▶ _Your task_
Track down each line that has the word "template" and copy it.

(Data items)
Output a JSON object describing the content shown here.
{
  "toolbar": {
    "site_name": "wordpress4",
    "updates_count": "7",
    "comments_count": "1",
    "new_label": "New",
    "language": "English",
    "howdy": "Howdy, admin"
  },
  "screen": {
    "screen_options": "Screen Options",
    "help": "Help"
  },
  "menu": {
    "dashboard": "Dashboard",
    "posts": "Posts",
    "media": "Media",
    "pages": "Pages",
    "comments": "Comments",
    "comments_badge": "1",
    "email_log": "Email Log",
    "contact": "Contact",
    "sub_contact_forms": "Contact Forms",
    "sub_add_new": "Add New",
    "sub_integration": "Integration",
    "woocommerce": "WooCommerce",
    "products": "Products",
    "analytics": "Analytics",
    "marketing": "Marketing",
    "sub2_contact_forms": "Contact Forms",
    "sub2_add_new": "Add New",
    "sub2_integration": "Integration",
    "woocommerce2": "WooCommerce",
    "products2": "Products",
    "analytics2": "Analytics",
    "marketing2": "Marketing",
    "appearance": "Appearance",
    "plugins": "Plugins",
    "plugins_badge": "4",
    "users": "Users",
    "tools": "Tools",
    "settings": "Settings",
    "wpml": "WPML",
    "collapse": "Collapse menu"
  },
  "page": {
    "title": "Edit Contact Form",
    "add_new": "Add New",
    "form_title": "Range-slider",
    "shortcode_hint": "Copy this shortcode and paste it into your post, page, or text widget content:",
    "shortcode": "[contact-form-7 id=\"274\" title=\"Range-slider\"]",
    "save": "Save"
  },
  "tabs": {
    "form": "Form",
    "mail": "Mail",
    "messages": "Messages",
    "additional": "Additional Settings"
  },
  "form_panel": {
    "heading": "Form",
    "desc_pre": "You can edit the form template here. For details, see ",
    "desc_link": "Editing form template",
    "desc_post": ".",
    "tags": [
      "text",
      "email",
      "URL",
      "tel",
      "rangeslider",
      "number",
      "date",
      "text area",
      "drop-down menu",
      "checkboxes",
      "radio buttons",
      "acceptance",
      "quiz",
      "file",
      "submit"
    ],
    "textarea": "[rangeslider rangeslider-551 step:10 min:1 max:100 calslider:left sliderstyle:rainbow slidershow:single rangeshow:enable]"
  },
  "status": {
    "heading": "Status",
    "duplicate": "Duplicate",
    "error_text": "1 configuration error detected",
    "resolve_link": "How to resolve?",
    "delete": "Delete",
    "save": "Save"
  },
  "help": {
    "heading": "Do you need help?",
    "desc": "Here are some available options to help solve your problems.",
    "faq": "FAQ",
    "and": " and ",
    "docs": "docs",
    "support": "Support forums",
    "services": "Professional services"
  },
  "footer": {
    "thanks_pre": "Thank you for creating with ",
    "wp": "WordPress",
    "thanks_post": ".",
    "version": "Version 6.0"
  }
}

▶ _Response to this task_
    "desc_pre": "You can edit the form template here. For details, see ",
    "desc_link": "Editing form template",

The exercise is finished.